> [TASK TO COMPLETE]
Reproduce the material in full, unchanged.

---- INPUT MATERIAL

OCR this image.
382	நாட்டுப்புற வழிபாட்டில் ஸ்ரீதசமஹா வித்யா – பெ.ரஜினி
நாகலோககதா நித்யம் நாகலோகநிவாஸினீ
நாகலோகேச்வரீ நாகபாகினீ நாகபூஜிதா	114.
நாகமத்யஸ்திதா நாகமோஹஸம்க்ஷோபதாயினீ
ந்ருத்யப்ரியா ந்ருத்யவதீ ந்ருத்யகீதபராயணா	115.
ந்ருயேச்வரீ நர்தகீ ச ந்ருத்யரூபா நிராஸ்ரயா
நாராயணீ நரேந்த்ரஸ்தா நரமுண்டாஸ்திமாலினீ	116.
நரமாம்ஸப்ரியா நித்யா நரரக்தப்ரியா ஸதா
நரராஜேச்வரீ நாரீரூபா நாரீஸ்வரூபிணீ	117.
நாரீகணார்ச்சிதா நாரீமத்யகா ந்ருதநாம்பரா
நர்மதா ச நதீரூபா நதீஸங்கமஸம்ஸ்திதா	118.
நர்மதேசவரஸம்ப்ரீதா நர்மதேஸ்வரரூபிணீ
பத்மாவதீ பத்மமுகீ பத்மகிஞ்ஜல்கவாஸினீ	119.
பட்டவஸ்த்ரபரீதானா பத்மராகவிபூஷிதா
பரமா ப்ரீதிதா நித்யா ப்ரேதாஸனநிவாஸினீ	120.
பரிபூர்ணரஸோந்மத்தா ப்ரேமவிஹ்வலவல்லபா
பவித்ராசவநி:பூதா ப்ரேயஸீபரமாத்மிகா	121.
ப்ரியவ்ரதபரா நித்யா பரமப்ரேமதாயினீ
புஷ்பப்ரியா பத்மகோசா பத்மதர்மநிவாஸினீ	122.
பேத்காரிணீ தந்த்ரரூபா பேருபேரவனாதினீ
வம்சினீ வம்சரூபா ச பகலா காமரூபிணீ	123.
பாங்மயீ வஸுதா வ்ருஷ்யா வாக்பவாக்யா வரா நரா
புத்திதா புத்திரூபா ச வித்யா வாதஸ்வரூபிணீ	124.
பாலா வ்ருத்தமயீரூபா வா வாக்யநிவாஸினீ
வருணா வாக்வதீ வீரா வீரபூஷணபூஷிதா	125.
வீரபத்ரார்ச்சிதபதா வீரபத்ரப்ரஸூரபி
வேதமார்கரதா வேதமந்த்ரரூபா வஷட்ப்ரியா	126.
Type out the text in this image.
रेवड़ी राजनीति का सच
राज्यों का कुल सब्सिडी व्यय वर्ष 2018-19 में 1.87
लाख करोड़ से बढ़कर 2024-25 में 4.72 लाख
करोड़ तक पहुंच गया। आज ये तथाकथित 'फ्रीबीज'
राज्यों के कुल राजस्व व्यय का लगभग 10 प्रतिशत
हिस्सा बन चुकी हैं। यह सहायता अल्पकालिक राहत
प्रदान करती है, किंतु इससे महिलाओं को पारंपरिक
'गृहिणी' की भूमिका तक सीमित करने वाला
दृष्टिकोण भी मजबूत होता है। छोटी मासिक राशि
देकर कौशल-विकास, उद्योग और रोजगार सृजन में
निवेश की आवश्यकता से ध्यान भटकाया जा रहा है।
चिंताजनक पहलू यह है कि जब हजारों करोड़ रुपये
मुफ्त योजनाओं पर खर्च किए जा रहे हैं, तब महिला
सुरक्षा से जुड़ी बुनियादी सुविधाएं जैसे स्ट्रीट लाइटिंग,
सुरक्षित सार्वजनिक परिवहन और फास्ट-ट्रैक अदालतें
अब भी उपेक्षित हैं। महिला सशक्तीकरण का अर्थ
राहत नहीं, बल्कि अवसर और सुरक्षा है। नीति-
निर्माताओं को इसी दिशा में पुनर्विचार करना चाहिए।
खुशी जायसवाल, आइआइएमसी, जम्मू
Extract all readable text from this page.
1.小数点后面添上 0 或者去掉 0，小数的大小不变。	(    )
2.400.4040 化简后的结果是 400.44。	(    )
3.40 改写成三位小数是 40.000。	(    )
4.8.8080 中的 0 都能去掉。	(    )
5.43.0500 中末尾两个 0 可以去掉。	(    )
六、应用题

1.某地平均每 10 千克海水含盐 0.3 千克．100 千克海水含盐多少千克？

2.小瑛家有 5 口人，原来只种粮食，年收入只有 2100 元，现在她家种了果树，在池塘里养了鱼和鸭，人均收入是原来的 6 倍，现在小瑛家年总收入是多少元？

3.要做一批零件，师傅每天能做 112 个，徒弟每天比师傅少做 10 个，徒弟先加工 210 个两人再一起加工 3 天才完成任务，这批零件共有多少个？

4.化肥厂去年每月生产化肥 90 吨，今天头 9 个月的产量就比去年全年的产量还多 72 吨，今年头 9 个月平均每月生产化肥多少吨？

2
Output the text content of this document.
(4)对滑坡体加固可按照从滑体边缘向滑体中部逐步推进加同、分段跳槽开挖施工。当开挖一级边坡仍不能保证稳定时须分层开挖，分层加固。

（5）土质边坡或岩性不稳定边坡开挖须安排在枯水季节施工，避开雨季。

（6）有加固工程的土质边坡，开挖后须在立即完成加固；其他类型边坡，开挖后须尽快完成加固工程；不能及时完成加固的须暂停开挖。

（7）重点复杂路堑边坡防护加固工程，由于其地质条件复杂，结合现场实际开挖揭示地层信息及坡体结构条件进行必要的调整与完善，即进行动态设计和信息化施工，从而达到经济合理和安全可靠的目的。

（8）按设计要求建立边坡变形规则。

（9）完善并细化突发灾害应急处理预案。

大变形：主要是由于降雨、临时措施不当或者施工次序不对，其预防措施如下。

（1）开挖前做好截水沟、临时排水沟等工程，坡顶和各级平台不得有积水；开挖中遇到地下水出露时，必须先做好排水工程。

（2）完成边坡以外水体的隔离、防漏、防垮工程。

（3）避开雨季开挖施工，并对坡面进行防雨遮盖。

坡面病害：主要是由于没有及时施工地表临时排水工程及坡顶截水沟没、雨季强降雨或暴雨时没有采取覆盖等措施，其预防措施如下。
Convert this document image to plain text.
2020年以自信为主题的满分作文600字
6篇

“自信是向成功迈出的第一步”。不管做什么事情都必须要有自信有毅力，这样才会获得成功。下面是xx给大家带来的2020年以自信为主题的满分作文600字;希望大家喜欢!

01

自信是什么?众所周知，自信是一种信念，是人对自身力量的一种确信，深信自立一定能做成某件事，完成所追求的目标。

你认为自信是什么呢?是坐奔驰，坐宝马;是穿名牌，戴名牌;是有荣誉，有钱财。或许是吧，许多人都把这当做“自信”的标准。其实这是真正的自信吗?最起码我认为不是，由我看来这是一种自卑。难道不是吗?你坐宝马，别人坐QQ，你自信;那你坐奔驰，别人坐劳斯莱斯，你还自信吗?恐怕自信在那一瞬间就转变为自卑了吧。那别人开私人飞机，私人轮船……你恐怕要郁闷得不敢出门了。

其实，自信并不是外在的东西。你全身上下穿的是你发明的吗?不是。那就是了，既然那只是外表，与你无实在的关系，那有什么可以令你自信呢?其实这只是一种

--------

> [RESPONSE TO THE EXERCISE]
OCR this image.
382	நாட்டுப்புற வழிபாட்டில் ஸ்ரீதசமஹா வித்யா – பெ.ரஜினி
நாகலோககதா நித்யம் நாகலோகநிவாஸினீ
நாகலோகேச்வரீ நாகபாகினீ நாகபூஜிதா	114.
நாகமத்யஸ்திதா நாகமோஹஸம்க்ஷோபதாயினீ
ந்ருத்யப்ரியா ந்ருத்யவதீ ந்ருத்யகீதபராயணா	115.
ந்ருயேச்வரீ நர்தகீ ச ந்ருத்யரூபா நிராஸ்ரயா
நாராயணீ நரேந்த்ரஸ்தா நரமுண்டாஸ்திமாலினீ	116.
நரமாம்ஸப்ரியா நித்யா நரரக்தப்ரியா ஸதா
நரராஜேச்வரீ நாரீரூபா நாரீஸ்வரூபிணீ	117.
நாரீகணார்ச்சிதா நாரீமத்யகா ந்ருதநாம்பரா
நர்மதா ச நதீரூபா நதீஸங்கமஸம்ஸ்திதா	118.
நர்மதேசவரஸம்ப்ரீதா நர்மதேஸ்வரரூபிணீ
பத்மாவதீ பத்மமுகீ பத்மகிஞ்ஜல்கவாஸினீ	119.
பட்டவஸ்த்ரபரீதானா பத்மராகவிபூஷிதா
பரமா ப்ரீதிதா நித்யா ப்ரேதாஸனநிவாஸினீ	120.
பரிபூர்ணரஸோந்மத்தா ப்ரேமவிஹ்வலவல்லபா
பவித்ராசவநி:பூதா ப்ரேயஸீபரமாத்மிகா	121.
ப்ரியவ்ரதபரா நித்யா பரமப்ரேமதாயினீ
புஷ்பப்ரியா பத்மகோசா பத்மதர்மநிவாஸினீ	122.
பேத்காரிணீ தந்த்ரரூபா பேருபேரவனாதினீ
வம்சினீ வம்சரூபா ச பகலா காமரூபிணீ	123.
பாங்மயீ வஸுதா வ்ருஷ்யா வாக்பவாக்யா வரா நரா
புத்திதா புத்திரூபா ச வித்யா வாதஸ்வரூபிணீ	124.
பாலா வ்ருத்தமயீரூபா வா வாக்யநிவாஸினீ
வருணா வாக்வதீ வீரா வீரபூஷணபூஷிதா	125.
வீரபத்ரார்ச்சிதபதா வீரபத்ரப்ரஸூரபி
வேதமார்கரதா வேதமந்த்ரரூபா வஷட்ப்ரியா	126.
Type out the text in this image.
रेवड़ी राजनीति का सच
राज्यों का कुल सब्सिडी व्यय वर्ष 2018-19 में 1.87
लाख करोड़ से बढ़कर 2024-25 में 4.72 लाख
करोड़ तक पहुंच गया। आज ये तथाकथित 'फ्रीबीज'
राज्यों के कुल राजस्व व्यय का लगभग 10 प्रतिशत
हिस्सा बन चुकी हैं। यह सहायता अल्पकालिक राहत
प्रदान करती है, किंतु इससे महिलाओं को पारंपरिक
'गृहिणी' की भूमिका तक सीमित करने वाला
दृष्टिकोण भी मजबूत होता है। छोटी मासिक राशि
देकर कौशल-विकास, उद्योग और रोजगार सृजन में
निवेश की आवश्यकता से ध्यान भटकाया जा रहा है।
चिंताजनक पहलू यह है कि जब हजारों करोड़ रुपये
मुफ्त योजनाओं पर खर्च किए जा रहे हैं, तब महिला
सुरक्षा से जुड़ी बुनियादी सुविधाएं जैसे स्ट्रीट लाइटिंग,
सुरक्षित सार्वजनिक परिवहन और फास्ट-ट्रैक अदालतें
अब भी उपेक्षित हैं। महिला सशक्तीकरण का अर्थ
राहत नहीं, बल्कि अवसर और सुरक्षा है। नीति-
निर्माताओं को इसी दिशा में पुनर्विचार करना चाहिए।
खुशी जायसवाल, आइआइएमसी, जम्मू
Extract all readable text from this page.
1.小数点后面添上 0 或者去掉 0，小数的大小不变。	(    )
2.400.4040 化简后的结果是 400.44。	(    )
3.40 改写成三位小数是 40.000。	(    )
4.8.8080 中的 0 都能去掉。	(    )
5.43.0500 中末尾两个 0 可以去掉。	(    )
六、应用题

1.某地平均每 10 千克海水含盐 0.3 千克．100 千克海水含盐多少千克？

2.小瑛家有 5 口人，原来只种粮食，年收入只有 2100 元，现在她家种了果树，在池塘里养了鱼和鸭，人均收入是原来的 6 倍，现在小瑛家年总收入是多少元？

3.要做一批零件，师傅每天能做 112 个，徒弟每天比师傅少做 10 个，徒弟先加工 210 个两人再一起加工 3 天才完成任务，这批零件共有多少个？

4.化肥厂去年每月生产化肥 90 吨，今天头 9 个月的产量就比去年全年的产量还多 72 吨，今年头 9 个月平均每月生产化肥多少吨？

2
Output the text content of this document.
(4)对滑坡体加固可按照从滑体边缘向滑体中部逐步推进加同、分段跳槽开挖施工。当开挖一级边坡仍不能保证稳定时须分层开挖，分层加固。

（5）土质边坡或岩性不稳定边坡开挖须安排在枯水季节施工，避开雨季。

（6）有加固工程的土质边坡，开挖后须在立即完成加固；其他类型边坡，开挖后须尽快完成加固工程；不能及时完成加固的须暂停开挖。

（7）重点复杂路堑边坡防护加固工程，由于其地质条件复杂，结合现场实际开挖揭示地层信息及坡体结构条件进行必要的调整与完善，即进行动态设计和信息化施工，从而达到经济合理和安全可靠的目的。

（8）按设计要求建立边坡变形规则。

（9）完善并细化突发灾害应急处理预案。

大变形：主要是由于降雨、临时措施不当或者施工次序不对，其预防措施如下。

（1）开挖前做好截水沟、临时排水沟等工程，坡顶和各级平台不得有积水；开挖中遇到地下水出露时，必须先做好排水工程。

（2）完成边坡以外水体的隔离、防漏、防垮工程。

（3）避开雨季开挖施工，并对坡面进行防雨遮盖。

坡面病害：主要是由于没有及时施工地表临时排水工程及坡顶截水沟没、雨季强降雨或暴雨时没有采取覆盖等措施，其预防措施如下。
Convert this document image to plain text.
2020年以自信为主题的满分作文600字
6篇

“自信是向成功迈出的第一步”。不管做什么事情都必须要有自信有毅力，这样才会获得成功。下面是xx给大家带来的2020年以自信为主题的满分作文600字;希望大家喜欢!

01

自信是什么?众所周知，自信是一种信念，是人对自身力量的一种确信，深信自立一定能做成某件事，完成所追求的目标。

你认为自信是什么呢?是坐奔驰，坐宝马;是穿名牌，戴名牌;是有荣誉，有钱财。或许是吧，许多人都把这当做“自信”的标准。其实这是真正的自信吗?最起码我认为不是，由我看来这是一种自卑。难道不是吗?你坐宝马，别人坐QQ，你自信;那你坐奔驰，别人坐劳斯莱斯，你还自信吗?恐怕自信在那一瞬间就转变为自卑了吧。那别人开私人飞机，私人轮船……你恐怕要郁闷得不敢出门了。

其实，自信并不是外在的东西。你全身上下穿的是你发明的吗?不是。那就是了，既然那只是外表，与你无实在的关系，那有什么可以令你自信呢?其实这只是一种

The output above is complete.